**Task directions:**
The answer must be every line of the records below that contains the word "JSON", copied out.

**Task inputs:**
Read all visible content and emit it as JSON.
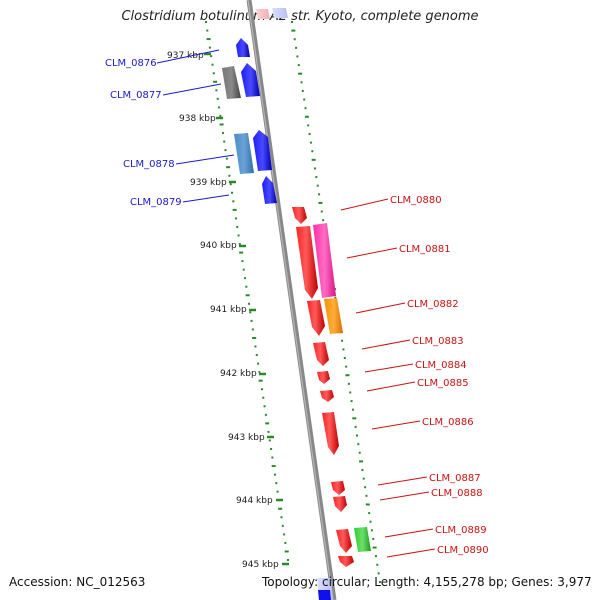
{
  "header": {
    "title": "Clostridium botulinum A2 str. Kyoto, complete genome"
  },
  "footer": {
    "accession": "Accession: NC_012563",
    "summary": "Topology: circular; Length: 4,155,278 bp; Genes: 3,977"
  },
  "colors": {
    "forward_gene": "#0000ee",
    "reverse_gene": "#ee0000",
    "backbone": "#888888",
    "gc_ticks": "#2a8a2a",
    "label_forward": "#1a1acc",
    "label_reverse": "#cc1111"
  },
  "scale_labels": [
    "937 kbp",
    "938 kbp",
    "939 kbp",
    "940 kbp",
    "941 kbp",
    "942 kbp",
    "943 kbp",
    "944 kbp",
    "945 kbp"
  ],
  "genes": [
    {
      "label": "CLM_0876",
      "strand": "+"
    },
    {
      "label": "CLM_0877",
      "strand": "+"
    },
    {
      "label": "CLM_0878",
      "strand": "+"
    },
    {
      "label": "CLM_0879",
      "strand": "+"
    },
    {
      "label": "CLM_0880",
      "strand": "-"
    },
    {
      "label": "CLM_0881",
      "strand": "-"
    },
    {
      "label": "CLM_0882",
      "strand": "-"
    },
    {
      "label": "CLM_0883",
      "strand": "-"
    },
    {
      "label": "CLM_0884",
      "strand": "-"
    },
    {
      "label": "CLM_0885",
      "strand": "-"
    },
    {
      "label": "CLM_0886",
      "strand": "-"
    },
    {
      "label": "CLM_0887",
      "strand": "-"
    },
    {
      "label": "CLM_0888",
      "strand": "-"
    },
    {
      "label": "CLM_0889",
      "strand": "-"
    },
    {
      "label": "CLM_0890",
      "strand": "-"
    }
  ]
}
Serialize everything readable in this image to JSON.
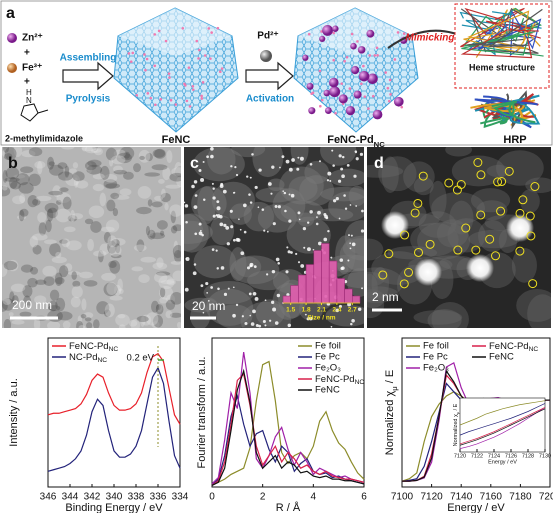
{
  "panels": [
    "a",
    "b",
    "c",
    "d"
  ],
  "schematic": {
    "reagents": [
      "Zn²⁺",
      "+",
      "Fe³⁺",
      "+"
    ],
    "imidazole_atoms": [
      "H",
      "N"
    ],
    "precursor": "2-methylimidazole",
    "step1": [
      "Assembling",
      "Pyrolysis"
    ],
    "product1": "FeNC",
    "metal": "Pd²⁺",
    "step2": "Activation",
    "product2": [
      "FeNC-Pd",
      "NC"
    ],
    "mimic": "Mimicking",
    "inset": "Heme structure",
    "enzyme": "HRP"
  },
  "scale_bars": [
    "200 nm",
    "20 nm",
    "2 nm"
  ],
  "chart_data": [
    {
      "type": "histogram",
      "bins": [
        1.35,
        1.5,
        1.65,
        1.8,
        1.95,
        2.1,
        2.25,
        2.4,
        2.55,
        2.7,
        2.85
      ],
      "values": [
        2,
        5,
        8,
        11,
        15,
        17,
        12,
        7,
        4,
        2
      ],
      "color": "#e35fb0",
      "xlim": [
        1.35,
        2.85
      ],
      "ylim": [
        0,
        18
      ],
      "xticks": [
        1.5,
        1.8,
        2.1,
        2.4,
        2.7
      ],
      "xlabel": "Size / nm"
    },
    {
      "type": "line",
      "panel": "e",
      "x": [
        346,
        345.5,
        345,
        344.5,
        344,
        343.5,
        343,
        342.5,
        342,
        341.5,
        341,
        340.5,
        340,
        339.5,
        339,
        338.5,
        338,
        337.5,
        337,
        336.5,
        336,
        335.5,
        335,
        334.5,
        334
      ],
      "xlim": [
        346,
        334
      ],
      "ylim": [
        1,
        10.5
      ],
      "xticks": [
        346,
        344,
        342,
        340,
        338,
        336,
        334
      ],
      "xlabel": "Binding Energy / eV",
      "ylabel": "Intensity / a.u.",
      "legend": "upper left",
      "annotations": [
        "0.2 eV"
      ],
      "series": [
        {
          "name": [
            "FeNC-Pd",
            "NC"
          ],
          "color": "#e8202a",
          "values": [
            5.6,
            5.7,
            5.7,
            5.8,
            5.9,
            6.0,
            6.3,
            6.9,
            7.8,
            8.2,
            8.0,
            7.0,
            6.2,
            5.9,
            5.9,
            6.0,
            6.3,
            7.0,
            8.3,
            9.3,
            9.5,
            9.0,
            7.3,
            5.6,
            5.0
          ]
        },
        {
          "name": [
            "NC-Pd",
            "NC"
          ],
          "color": "#23237a",
          "values": [
            2.0,
            2.1,
            2.2,
            2.3,
            2.5,
            2.8,
            3.3,
            4.3,
            5.8,
            6.6,
            6.2,
            4.6,
            3.3,
            2.9,
            2.9,
            3.1,
            3.6,
            4.6,
            6.3,
            8.0,
            8.6,
            7.6,
            5.2,
            3.0,
            2.2
          ]
        }
      ]
    },
    {
      "type": "line",
      "panel": "f",
      "x": [
        0,
        0.25,
        0.5,
        0.75,
        1,
        1.25,
        1.5,
        1.75,
        2,
        2.25,
        2.5,
        2.75,
        3,
        3.25,
        3.5,
        3.75,
        4,
        4.25,
        4.5,
        4.75,
        5,
        5.25,
        5.5,
        5.75,
        6
      ],
      "xlim": [
        0,
        6
      ],
      "ylim": [
        0,
        9.5
      ],
      "xticks": [
        0,
        2,
        4,
        6
      ],
      "xlabel": "R / Å",
      "ylabel": "Fourier transform / a.u.",
      "legend": "upper right",
      "series": [
        {
          "name": "Fe foil",
          "color": "#8c8c2a",
          "values": [
            0.2,
            0.3,
            0.5,
            0.8,
            1.0,
            1.2,
            2.5,
            5.5,
            7.8,
            8.0,
            5.5,
            2.2,
            1.5,
            2.0,
            2.2,
            1.8,
            2.6,
            4.2,
            4.8,
            3.6,
            2.8,
            2.4,
            1.6,
            0.9,
            0.5
          ]
        },
        {
          "name": "Fe Pc",
          "color": "#23237a",
          "values": [
            0.1,
            0.5,
            2.0,
            4.5,
            5.8,
            4.0,
            2.6,
            3.4,
            3.6,
            2.4,
            1.6,
            2.6,
            2.2,
            1.0,
            1.5,
            1.8,
            1.0,
            0.8,
            0.9,
            0.6,
            0.7,
            0.5,
            0.4,
            0.3,
            0.2
          ]
        },
        {
          "name": "Fe₂O₃",
          "color": "#a020a8",
          "values": [
            0.2,
            0.6,
            3.0,
            6.0,
            5.0,
            8.6,
            6.0,
            1.8,
            1.2,
            2.0,
            3.2,
            3.8,
            2.4,
            1.4,
            2.2,
            1.6,
            0.8,
            1.2,
            1.0,
            0.8,
            0.6,
            0.7,
            0.5,
            0.4,
            0.3
          ]
        },
        {
          "name": [
            "FeNC-Pd",
            "NC"
          ],
          "color": "#d8204a",
          "values": [
            0.1,
            0.4,
            1.6,
            4.0,
            6.8,
            7.2,
            5.2,
            2.6,
            1.4,
            2.0,
            2.6,
            1.6,
            2.2,
            1.8,
            1.2,
            1.4,
            1.0,
            0.8,
            1.0,
            0.7,
            0.6,
            0.5,
            0.5,
            0.4,
            0.3
          ]
        },
        {
          "name": "FeNC",
          "color": "#111111",
          "values": [
            0.1,
            0.3,
            1.2,
            3.6,
            6.2,
            7.4,
            5.4,
            2.2,
            1.2,
            1.6,
            2.0,
            1.2,
            1.6,
            1.4,
            0.9,
            1.0,
            0.7,
            0.6,
            0.7,
            0.5,
            0.5,
            0.4,
            0.4,
            0.3,
            0.2
          ]
        }
      ]
    },
    {
      "type": "line",
      "panel": "g",
      "x": [
        7100,
        7105,
        7110,
        7115,
        7120,
        7125,
        7130,
        7135,
        7140,
        7145,
        7150,
        7155,
        7160,
        7165,
        7170,
        7175,
        7180,
        7185,
        7190,
        7195,
        7200
      ],
      "xlim": [
        7100,
        7200
      ],
      "ylim": [
        -0.05,
        1.75
      ],
      "xticks": [
        7100,
        7120,
        7140,
        7160,
        7180,
        7200
      ],
      "xlabel": "Energy / eV",
      "ylabel": [
        "Normalized χ",
        "μ",
        " / E"
      ],
      "legend": "upper left",
      "series": [
        {
          "name": "Fe foil",
          "color": "#8c8c2a",
          "values": [
            0.02,
            0.05,
            0.12,
            0.5,
            0.8,
            0.95,
            1.05,
            1.1,
            1.05,
            0.98,
            1.0,
            1.02,
            1.0,
            0.98,
            0.99,
            1.0,
            1.01,
            1.0,
            0.99,
            1.0,
            1.0
          ]
        },
        {
          "name": "Fe Pc",
          "color": "#23237a",
          "values": [
            0.02,
            0.03,
            0.05,
            0.2,
            0.5,
            0.85,
            1.2,
            1.1,
            1.0,
            0.95,
            1.0,
            1.02,
            1.0,
            0.98,
            1.0,
            1.01,
            1.0,
            0.99,
            1.0,
            1.0,
            1.0
          ]
        },
        {
          "name": "Fe₂O₃",
          "color": "#a020a8",
          "values": [
            0.02,
            0.02,
            0.03,
            0.06,
            0.25,
            0.75,
            1.4,
            1.45,
            1.15,
            0.95,
            0.9,
            0.98,
            1.02,
            1.03,
            1.0,
            0.98,
            0.99,
            1.0,
            1.01,
            1.0,
            1.0
          ]
        },
        {
          "name": [
            "FeNC-Pd",
            "NC"
          ],
          "color": "#d8204a",
          "values": [
            0.02,
            0.02,
            0.03,
            0.08,
            0.35,
            0.8,
            1.3,
            1.2,
            1.05,
            0.95,
            0.95,
            1.0,
            1.0,
            1.01,
            1.0,
            0.99,
            1.0,
            1.0,
            1.0,
            1.0,
            1.0
          ]
        },
        {
          "name": "FeNC",
          "color": "#111111",
          "values": [
            0.02,
            0.02,
            0.03,
            0.07,
            0.3,
            0.8,
            1.35,
            1.22,
            1.05,
            0.94,
            0.95,
            1.0,
            1.0,
            1.01,
            1.0,
            0.99,
            1.0,
            1.0,
            1.0,
            1.0,
            1.0
          ]
        }
      ]
    },
    {
      "type": "line",
      "x": [
        7120,
        7121,
        7122,
        7123,
        7124,
        7125,
        7126,
        7127,
        7128,
        7129,
        7130
      ],
      "xlim": [
        7120,
        7130
      ],
      "ylim": [
        0.1,
        0.9
      ],
      "xticks": [
        7120,
        7122,
        7124,
        7126,
        7128,
        7130
      ],
      "xlabel": "Energy / eV",
      "ylabel": [
        "Normalized χ",
        "μ",
        " / E"
      ],
      "series": [
        {
          "color": "#8c8c2a",
          "values": [
            0.5,
            0.55,
            0.6,
            0.66,
            0.7,
            0.74,
            0.77,
            0.8,
            0.82,
            0.84,
            0.86
          ]
        },
        {
          "color": "#23237a",
          "values": [
            0.35,
            0.4,
            0.44,
            0.48,
            0.52,
            0.56,
            0.6,
            0.65,
            0.7,
            0.76,
            0.82
          ]
        },
        {
          "color": "#a020a8",
          "values": [
            0.15,
            0.18,
            0.22,
            0.27,
            0.32,
            0.38,
            0.45,
            0.52,
            0.6,
            0.68,
            0.76
          ]
        },
        {
          "color": "#d8204a",
          "values": [
            0.22,
            0.26,
            0.3,
            0.35,
            0.4,
            0.46,
            0.52,
            0.58,
            0.64,
            0.7,
            0.76
          ]
        },
        {
          "color": "#111111",
          "values": [
            0.2,
            0.24,
            0.28,
            0.33,
            0.38,
            0.44,
            0.5,
            0.56,
            0.62,
            0.68,
            0.74
          ]
        }
      ]
    }
  ]
}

**Expected answer:**
Read all visible content and emit it as JSON.
Serialize everything readable in this image to JSON.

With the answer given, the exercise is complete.